#### BRANO DEL TESTO:

Battaglia eroica, Salvator Rosa. PhotoCredit: dal web.
Battaglia eroica, Salvator Rosa. PhotoCredit: dal web.

L’arrivo a Roma

Nonostante la svendita delle sue prime opere, viene comunque notato da Giovanni Lanfranco, il quale gli indica la strada verso Roma, dove avrebbe potuto meglio affermarsi. Nel 1638, quindi, Salvator Rosa si trasferisce definitivamente nella città papale. Qui, “protetto” sotto l’influenza del cardinale Francesco Maria Brancaccio, si inserisce nel panorama artistico cittadino attraverso la realizzazione dell'”Incredulità di San Tommaso“, oggi a Palazzo dei Priori.

In quegli anni, Salvator Rosa si avvicina anche al teatro, cimentandosi nella recitazione, e si appassiona alla scrittura. A tal proposito, inizia ad elaborare componimenti di natura satirica che provocano lo scherno da parte dell’establishment culturale romano, sollecitando le attenzioni dell’ormai affermato Gian Lorenzo Bernini. Probabilmente i contrasti con quest’ultimo lo spingono ad abbandonare temporaneamente la città per tentare di affermarsi a Firenze. Qui riesce ad emergere come attore e scrittore delle Satire, che compone in terzine.

Salvator Rosa: tra mito e magia

Del periodo fiorentino, sono famosi soprattutto i dipinti con soggetti esoterici. Benché l’interesse per queste tematiche fosse emerso già dalla fase partenopea, è adesso che la realtà occulta e stregonesca diviene centro delle sue riflessioni artistiche. Oltre, infatti, alle rappresentazioni allegoriche, come La Fortuna, Rosa dipinge di streghe, magia, incantesimi. Un gusto, quest’ultimo, di origine nordica: lo stile cupo e descrittivo non fa che richiamare la curiosità dell’artista nei confronti dell’immaginario nord-europeo.

#### ESTRATTO DEI RECORD:
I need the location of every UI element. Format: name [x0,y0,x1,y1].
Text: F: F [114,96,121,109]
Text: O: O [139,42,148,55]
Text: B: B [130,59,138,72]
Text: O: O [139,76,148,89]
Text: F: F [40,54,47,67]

#### COSA FARE:
- A) Trascrivi dal brano su Salvator Rosa il passo che comincia con le parole "L’arrivo a Roma" e si chiude dopo le parole "Palazzo dei Priori.".
- B) Quali persone, oltre a Salvator Rosa, sono nominate nel brano su di lui?
- C) Riprendi il brano su Salvator Rosa dal punto in cui si interrompe e proseguilo.

#### RISPOSTE:
- A)
L’arrivo a Roma

Nonostante la svendita delle sue prime opere, viene comunque notato da Giovanni Lanfranco, il quale gli indica la strada verso Roma, dove avrebbe potuto meglio affermarsi. Nel 1638, quindi, Salvator Rosa si trasferisce definitivamente nella città papale. Qui, “protetto” sotto l’influenza del cardinale Francesco Maria Brancaccio, si inserisce nel panorama artistico cittadino attraverso la realizzazione dell'”Incredulità di San Tommaso“, oggi a Palazzo dei Priori.

- B) Giovanni Lanfranco, Francesco Maria Brancaccio, Gian Lorenzo Bernini

- C)
La strega, Salvator Rosa. PhotoCredit: dal web.
La strega, Salvator Rosa. PhotoCredit: dal web.

Gli ultimi anni di Salvator Rosa

Nel 1650, il pittore torna nuovamente a Roma dove decide di emanciparsi dai vincoli di dipendenza cortigiani. Ciò che adesso ritiene necessario è il rapporto con il pubblico: espone, dunque, annualmente le sue opere alle mostre di San Giovanni Decollato e al Pantheon, rendendosi un pittore indipendente rispetto alle correnti artistiche del tempo. Inizia a rifiutare commissioni, richieste, scegliendo autonomamente i soggetti e il prezzo. Firenze era stata fondamentale affinché Rosa acquisisse sicurezza e consapevolezza della sua arte. Conscio delle distanze tra il suo stile (e anche i contenuti) e quello degli artisti barocchi, non ha, ora, più la necessità di essere sostenuto dal mecenatismo romano.

Salvator Rosa muore infine nella città pontificia il 16 marzo 1673, dopo aver trascorso una vita a ribellarsi alle etichette, cercando di affermare la propria personalità artistica e la propria visione della realtà, apparentemente inappropriata per quel periodo storico.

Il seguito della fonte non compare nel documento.